(Dataset entries)
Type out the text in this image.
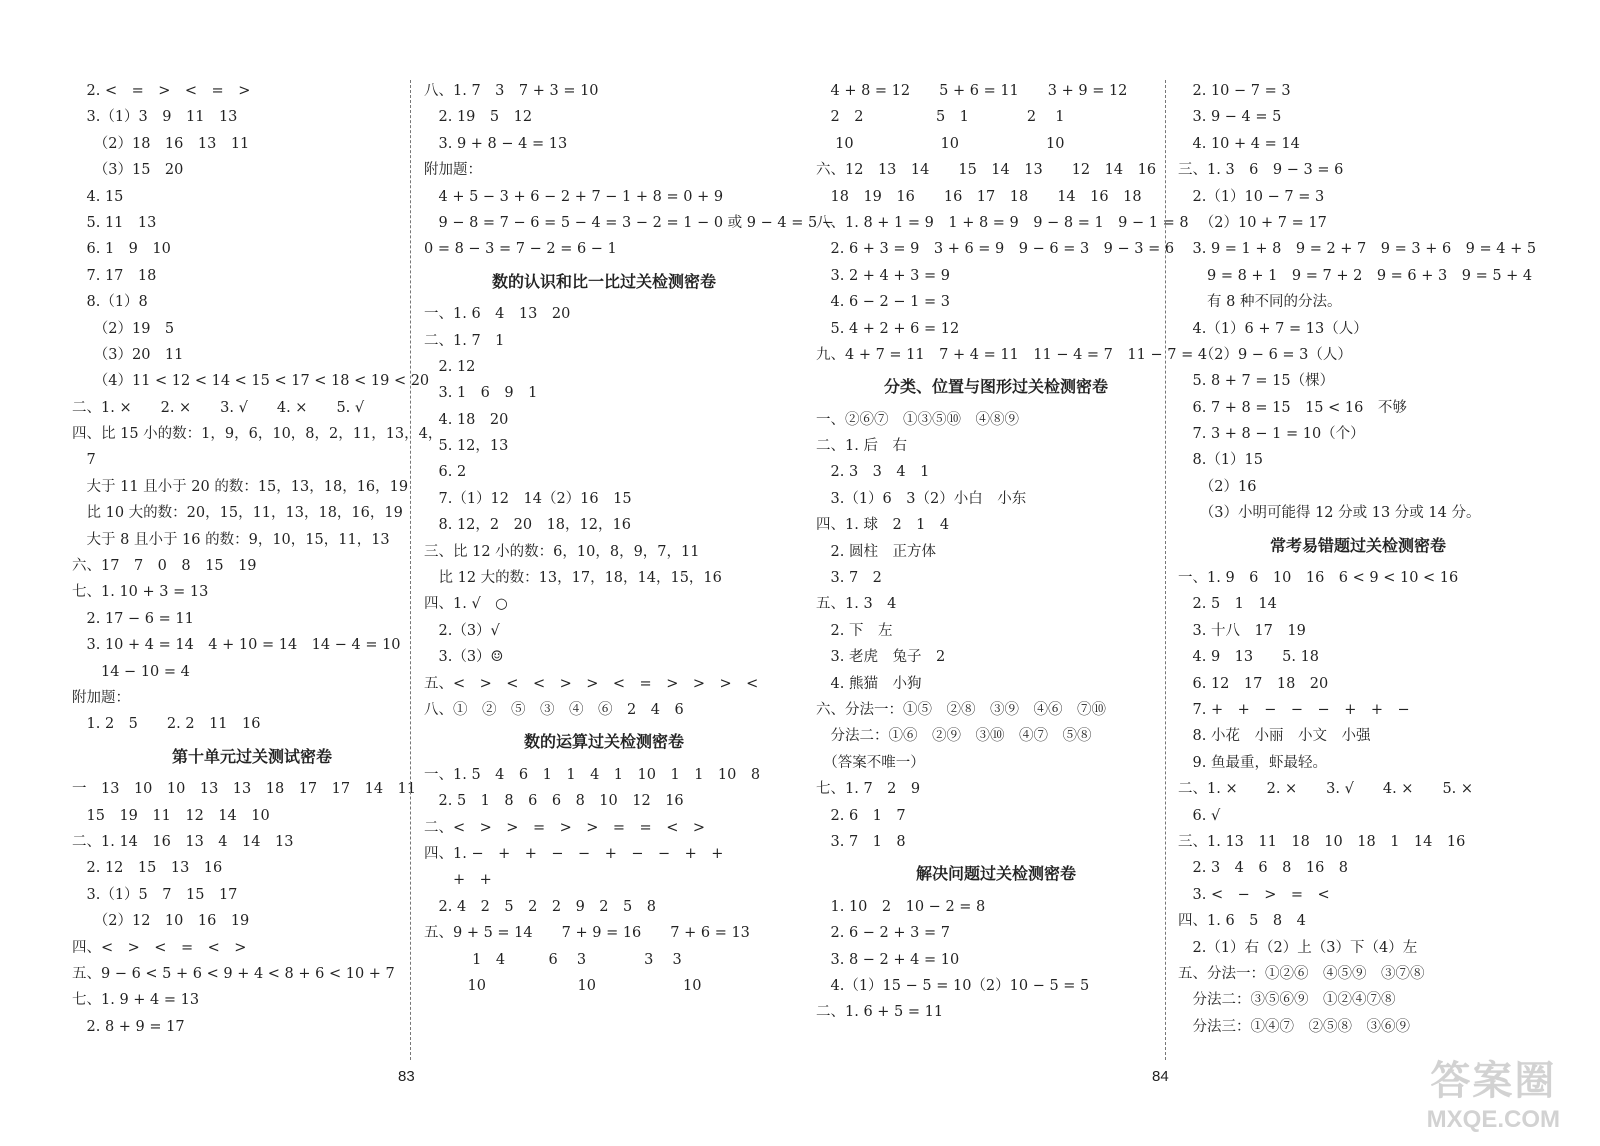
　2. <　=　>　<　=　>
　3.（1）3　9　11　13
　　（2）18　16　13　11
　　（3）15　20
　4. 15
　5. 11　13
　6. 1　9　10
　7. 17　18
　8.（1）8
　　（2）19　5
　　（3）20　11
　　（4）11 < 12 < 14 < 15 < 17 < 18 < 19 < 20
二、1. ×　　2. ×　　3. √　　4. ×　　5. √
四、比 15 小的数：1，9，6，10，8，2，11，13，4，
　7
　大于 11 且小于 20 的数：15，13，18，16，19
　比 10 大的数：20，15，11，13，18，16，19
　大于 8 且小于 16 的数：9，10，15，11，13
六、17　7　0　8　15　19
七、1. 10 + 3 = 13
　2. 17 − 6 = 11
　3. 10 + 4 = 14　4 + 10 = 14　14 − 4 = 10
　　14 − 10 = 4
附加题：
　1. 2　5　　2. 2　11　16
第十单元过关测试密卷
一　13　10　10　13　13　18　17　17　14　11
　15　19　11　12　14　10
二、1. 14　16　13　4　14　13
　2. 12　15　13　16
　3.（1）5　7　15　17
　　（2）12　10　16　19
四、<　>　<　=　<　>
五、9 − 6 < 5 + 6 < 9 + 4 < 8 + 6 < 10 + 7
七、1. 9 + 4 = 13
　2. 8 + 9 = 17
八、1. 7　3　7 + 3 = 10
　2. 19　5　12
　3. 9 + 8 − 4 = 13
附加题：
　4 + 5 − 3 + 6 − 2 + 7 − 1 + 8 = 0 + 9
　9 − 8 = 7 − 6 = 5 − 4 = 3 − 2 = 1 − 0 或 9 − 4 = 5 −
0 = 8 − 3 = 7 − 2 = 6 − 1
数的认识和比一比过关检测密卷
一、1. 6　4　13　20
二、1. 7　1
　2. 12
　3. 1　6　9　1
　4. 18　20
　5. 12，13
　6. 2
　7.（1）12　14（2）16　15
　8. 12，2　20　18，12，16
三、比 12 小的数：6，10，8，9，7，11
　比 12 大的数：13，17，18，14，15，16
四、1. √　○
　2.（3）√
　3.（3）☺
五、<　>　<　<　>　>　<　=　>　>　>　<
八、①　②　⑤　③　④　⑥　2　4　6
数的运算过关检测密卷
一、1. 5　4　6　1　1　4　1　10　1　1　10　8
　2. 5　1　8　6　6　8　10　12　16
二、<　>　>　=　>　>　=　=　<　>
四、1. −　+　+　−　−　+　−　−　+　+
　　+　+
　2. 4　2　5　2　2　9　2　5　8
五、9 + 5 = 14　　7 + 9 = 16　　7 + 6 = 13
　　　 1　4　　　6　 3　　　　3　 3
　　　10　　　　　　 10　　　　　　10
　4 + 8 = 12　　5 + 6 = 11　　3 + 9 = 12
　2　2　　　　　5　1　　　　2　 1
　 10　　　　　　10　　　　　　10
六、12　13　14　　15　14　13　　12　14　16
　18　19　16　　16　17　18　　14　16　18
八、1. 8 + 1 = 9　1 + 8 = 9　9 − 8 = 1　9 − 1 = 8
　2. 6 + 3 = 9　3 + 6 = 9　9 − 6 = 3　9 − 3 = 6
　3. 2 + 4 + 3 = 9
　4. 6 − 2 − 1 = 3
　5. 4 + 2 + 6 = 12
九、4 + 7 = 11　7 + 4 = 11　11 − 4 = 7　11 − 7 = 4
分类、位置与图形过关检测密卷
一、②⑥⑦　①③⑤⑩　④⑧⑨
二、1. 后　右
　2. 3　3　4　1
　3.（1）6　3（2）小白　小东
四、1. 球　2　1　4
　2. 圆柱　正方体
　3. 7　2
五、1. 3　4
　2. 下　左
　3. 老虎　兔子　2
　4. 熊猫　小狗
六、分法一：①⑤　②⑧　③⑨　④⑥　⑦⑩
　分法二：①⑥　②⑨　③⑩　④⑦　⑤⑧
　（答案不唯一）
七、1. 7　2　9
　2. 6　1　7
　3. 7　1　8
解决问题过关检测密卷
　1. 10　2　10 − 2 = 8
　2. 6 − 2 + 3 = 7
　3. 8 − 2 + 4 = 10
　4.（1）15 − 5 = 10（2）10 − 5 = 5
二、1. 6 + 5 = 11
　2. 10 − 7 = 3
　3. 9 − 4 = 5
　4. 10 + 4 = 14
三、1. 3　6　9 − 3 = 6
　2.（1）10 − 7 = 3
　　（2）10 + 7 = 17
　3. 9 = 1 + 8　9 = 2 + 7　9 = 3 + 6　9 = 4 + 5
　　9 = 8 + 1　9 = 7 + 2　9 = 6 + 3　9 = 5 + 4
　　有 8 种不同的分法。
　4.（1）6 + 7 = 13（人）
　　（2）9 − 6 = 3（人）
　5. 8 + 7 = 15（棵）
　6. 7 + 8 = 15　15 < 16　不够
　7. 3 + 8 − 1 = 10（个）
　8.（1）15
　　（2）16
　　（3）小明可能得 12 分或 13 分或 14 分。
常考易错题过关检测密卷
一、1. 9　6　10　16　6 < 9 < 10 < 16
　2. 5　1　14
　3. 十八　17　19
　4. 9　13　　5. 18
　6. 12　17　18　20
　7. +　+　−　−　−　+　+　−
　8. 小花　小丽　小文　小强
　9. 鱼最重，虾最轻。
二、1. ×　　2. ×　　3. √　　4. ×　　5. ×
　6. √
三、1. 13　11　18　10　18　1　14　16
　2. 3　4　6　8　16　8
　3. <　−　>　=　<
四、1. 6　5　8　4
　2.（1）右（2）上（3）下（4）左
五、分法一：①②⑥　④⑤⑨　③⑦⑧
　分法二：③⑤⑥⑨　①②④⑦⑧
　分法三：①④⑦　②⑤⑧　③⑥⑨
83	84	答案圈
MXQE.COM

* * *

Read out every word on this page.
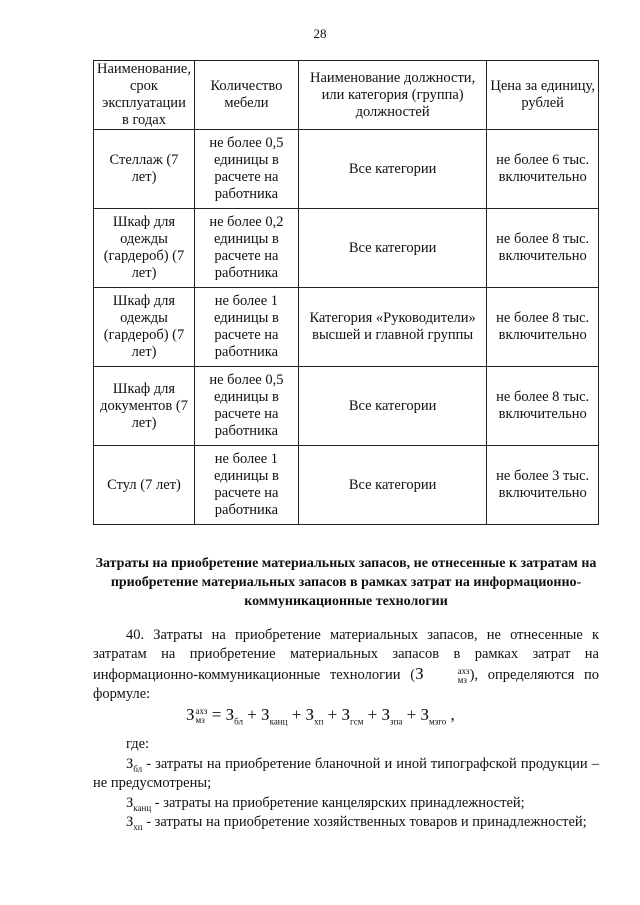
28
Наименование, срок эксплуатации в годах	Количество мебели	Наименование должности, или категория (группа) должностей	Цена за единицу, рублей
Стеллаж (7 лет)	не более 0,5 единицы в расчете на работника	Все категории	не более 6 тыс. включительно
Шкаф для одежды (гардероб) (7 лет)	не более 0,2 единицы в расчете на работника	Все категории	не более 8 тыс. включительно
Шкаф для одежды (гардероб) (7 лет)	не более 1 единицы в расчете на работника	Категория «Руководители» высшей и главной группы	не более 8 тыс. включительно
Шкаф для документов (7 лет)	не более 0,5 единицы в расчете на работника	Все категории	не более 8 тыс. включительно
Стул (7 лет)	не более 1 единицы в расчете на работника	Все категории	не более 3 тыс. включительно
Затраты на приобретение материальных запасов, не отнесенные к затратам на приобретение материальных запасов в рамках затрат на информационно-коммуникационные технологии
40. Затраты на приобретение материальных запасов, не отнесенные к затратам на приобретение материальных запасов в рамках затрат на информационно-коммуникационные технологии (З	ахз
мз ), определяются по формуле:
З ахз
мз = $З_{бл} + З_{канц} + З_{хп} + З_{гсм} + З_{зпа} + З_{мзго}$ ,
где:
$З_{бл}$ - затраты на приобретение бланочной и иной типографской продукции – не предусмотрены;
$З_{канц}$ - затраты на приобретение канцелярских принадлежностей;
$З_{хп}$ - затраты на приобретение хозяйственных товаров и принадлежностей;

What is needed »
Pull out every line containing "материальных".

Reply to the task »
Затраты на приобретение материальных запасов, не отнесенные к затратам на приобретение материальных запасов в рамках затрат на информационно-коммуникационные технологии
40. Затраты на приобретение материальных запасов, не отнесенные к затратам на приобретение материальных запасов в рамках затрат на информационно-коммуникационные технологии (З	ахз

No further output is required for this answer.